#### [Problems and tasks]
- 1) In the article on Milo Yiannopoulos's Orlando press conference, condense the paragraph beginning "The new site chosen for the press conference" into a bulleted list that keeps its main facts.
- 2) Name every specific venue that the article on Milo Yiannopoulos's press conference mentions, whether a ballroom, a nightclub, or a campus.
- 3) Resume the article on Milo Yiannopoulos's Orlando press conference after its final sentence.
-- Provided text follows --
The press conference, titled “ABSOLUTELY HARAM: Milo On Gays Vs. Islam” was initially scheduled at the University of Central Florida’s Florida Cape Ballroom. School officials cancelled the event amidst security concerns, prompting the change of venue.

The new site chosen for the press conference is in close proximity to Orlando’s Pulse nightclub, the scene of a grisly attack by a lone gunman, which left 49 patrons dead and nearly 100 wounded in the early hours of Sunday morning. The gunman called into police shortly before the attack to pledge loyalty to ISIS. Speculation has swirled that the attack was motivated by anti-gay sentiment based on comments made by the shooter to family members and the reputation of the site itself, a prominent hub of that city’s LGBT community.

Milo Yiannopoulos speaking at UC Santa Barbara, May 2016

Yiannopoulos has posted extensively on Twitter and given numerous interviews following the attack. The tenor of his tweets and public remarks has been notably anti-Islamic, including a tweet stating: “Obama is right. There is nothing magical about the phrase 'radical Islam.' It’s just Islam,” and an article on, where Yiannopoulos works as Tech Editor, titled “The Left Chose Islam Over Gays. Now 100 People Are Dead Or Maimed In Orlando.”

Yiannopoulos’ Twitter account lost its verification earlier this year for rules violations, possibly for a tweet advocating for harassment of a “social justice loser,” user @ComfortablySmug. The incident resulted in widespread furor across the right-wing blogosphere, with critics decrying the move as another form of censorship.
-- Provided text concluded --
-- Extracted information follows --
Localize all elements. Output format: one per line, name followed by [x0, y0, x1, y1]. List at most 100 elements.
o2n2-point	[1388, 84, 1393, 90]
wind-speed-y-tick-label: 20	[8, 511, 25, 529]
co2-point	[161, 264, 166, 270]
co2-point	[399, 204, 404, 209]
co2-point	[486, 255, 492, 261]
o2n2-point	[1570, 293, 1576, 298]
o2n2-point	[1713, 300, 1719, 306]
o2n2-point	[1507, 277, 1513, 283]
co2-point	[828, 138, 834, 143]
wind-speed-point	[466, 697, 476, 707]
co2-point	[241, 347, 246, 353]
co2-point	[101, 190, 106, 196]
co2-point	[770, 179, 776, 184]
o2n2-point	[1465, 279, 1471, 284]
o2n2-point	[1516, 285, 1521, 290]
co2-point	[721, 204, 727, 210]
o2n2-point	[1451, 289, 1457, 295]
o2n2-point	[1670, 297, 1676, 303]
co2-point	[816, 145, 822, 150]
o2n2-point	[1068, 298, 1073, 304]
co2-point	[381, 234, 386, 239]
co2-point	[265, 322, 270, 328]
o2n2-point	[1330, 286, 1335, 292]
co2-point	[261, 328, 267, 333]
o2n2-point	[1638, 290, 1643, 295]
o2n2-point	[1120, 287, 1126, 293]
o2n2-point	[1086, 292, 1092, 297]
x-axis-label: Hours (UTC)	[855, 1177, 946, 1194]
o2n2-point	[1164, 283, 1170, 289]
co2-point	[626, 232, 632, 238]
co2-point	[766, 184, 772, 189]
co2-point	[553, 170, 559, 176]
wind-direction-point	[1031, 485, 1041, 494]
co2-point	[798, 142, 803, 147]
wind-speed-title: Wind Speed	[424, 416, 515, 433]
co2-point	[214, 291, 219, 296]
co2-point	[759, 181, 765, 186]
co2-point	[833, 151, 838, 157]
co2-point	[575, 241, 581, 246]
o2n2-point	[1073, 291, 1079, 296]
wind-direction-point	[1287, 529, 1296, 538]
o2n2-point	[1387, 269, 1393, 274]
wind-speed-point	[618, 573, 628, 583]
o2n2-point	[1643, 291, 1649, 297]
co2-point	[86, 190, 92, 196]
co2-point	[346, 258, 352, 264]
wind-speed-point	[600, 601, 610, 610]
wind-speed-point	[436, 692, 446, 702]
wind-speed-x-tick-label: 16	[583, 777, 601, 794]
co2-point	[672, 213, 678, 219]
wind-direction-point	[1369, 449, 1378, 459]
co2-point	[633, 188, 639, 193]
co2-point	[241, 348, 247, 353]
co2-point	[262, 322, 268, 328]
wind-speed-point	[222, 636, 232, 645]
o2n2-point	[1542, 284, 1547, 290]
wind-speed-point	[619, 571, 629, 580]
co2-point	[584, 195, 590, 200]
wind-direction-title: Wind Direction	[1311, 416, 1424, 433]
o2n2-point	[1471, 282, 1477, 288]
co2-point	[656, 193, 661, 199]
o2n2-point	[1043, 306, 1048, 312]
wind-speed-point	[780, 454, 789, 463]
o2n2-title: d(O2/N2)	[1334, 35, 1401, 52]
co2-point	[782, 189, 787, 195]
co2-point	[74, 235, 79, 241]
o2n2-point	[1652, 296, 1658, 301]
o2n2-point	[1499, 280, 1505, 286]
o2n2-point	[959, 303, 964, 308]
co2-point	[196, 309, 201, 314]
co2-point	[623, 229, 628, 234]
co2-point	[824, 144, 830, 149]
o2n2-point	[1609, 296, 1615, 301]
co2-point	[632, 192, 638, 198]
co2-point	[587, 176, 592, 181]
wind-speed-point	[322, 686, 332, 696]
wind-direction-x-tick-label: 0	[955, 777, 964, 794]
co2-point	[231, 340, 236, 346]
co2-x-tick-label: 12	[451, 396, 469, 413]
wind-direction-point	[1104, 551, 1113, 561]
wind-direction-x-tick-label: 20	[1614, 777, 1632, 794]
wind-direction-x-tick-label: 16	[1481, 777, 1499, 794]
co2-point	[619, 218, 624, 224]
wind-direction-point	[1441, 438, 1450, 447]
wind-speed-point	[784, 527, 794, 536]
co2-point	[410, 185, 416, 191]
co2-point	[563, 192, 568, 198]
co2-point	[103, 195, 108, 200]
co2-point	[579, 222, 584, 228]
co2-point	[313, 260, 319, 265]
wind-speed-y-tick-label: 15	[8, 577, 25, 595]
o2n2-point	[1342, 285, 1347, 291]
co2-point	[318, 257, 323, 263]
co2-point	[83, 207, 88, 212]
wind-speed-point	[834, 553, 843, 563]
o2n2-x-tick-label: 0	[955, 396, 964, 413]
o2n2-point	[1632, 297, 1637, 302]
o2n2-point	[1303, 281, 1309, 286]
-- Extracted information concluded --
#### [Responses]
- 1)
- The new press conference site is close to Orlando's Pulse nightclub.
- A lone gunman attacked the nightclub early Sunday morning, killing 49 patrons and wounding nearly 100.
- Shortly before the attack, the gunman called police to pledge loyalty to ISIS.
- There has been speculation that anti-gay sentiment motivated the attack. It rests on the shooter's comments to family members and on the nightclub's standing as a prominent hub of the city's LGBT community.

- 2)
- University of Central Florida's Florida Cape Ballroom
- Orlando's Pulse nightclub
- UC Santa Barbara

- 3)
Social media giant Facebook has been similarly criticized by right-wing commentators amidst allegations by a former employee that the platform has employed policies that allow staff “curators” to reduce the visibility of conservative-leaning posts, pundits, and stories.

In the immediate aftermath of Yiannopoulos’ brief Twitter suspension at approximately 10:00 EST, a similar backlash ensued, with users employing various hashtags like #FreeMilo. A article regarding the incident stated, "Milo Yiannopoulos has been censored on Twitter. The pattern is clear.”

Shortly afterwards, the suspension on the account was lifted with no public comment from Twitter. After declaring “I’m back!” Yiannopoulos tweeted “We're approaching Twitter for comment. Do we have to do it in Arabic, @jack?”

Twitter has not commented publicly on the specific reason for Yiannopoulos’ brief ban, although there has been speculation that it relates to an interview he gave two days ago on Sirius XM’s Todd Shapiro Show, where he conflated the actions of the accused Orlando shooter Omar Mateen with Muslims worldwide by decrying “mainstream Muslim culture” as the “one threat to freedom in the West,” and bashed “the left” for their placement of Islam “at the top of your victimhood hierarchy.”

When approached via email for comment on Yiannopoulos’ suspension and reinstatement, a Twitter spokesperson responded: "We do not comment on individual accounts, for privacy and security reasons."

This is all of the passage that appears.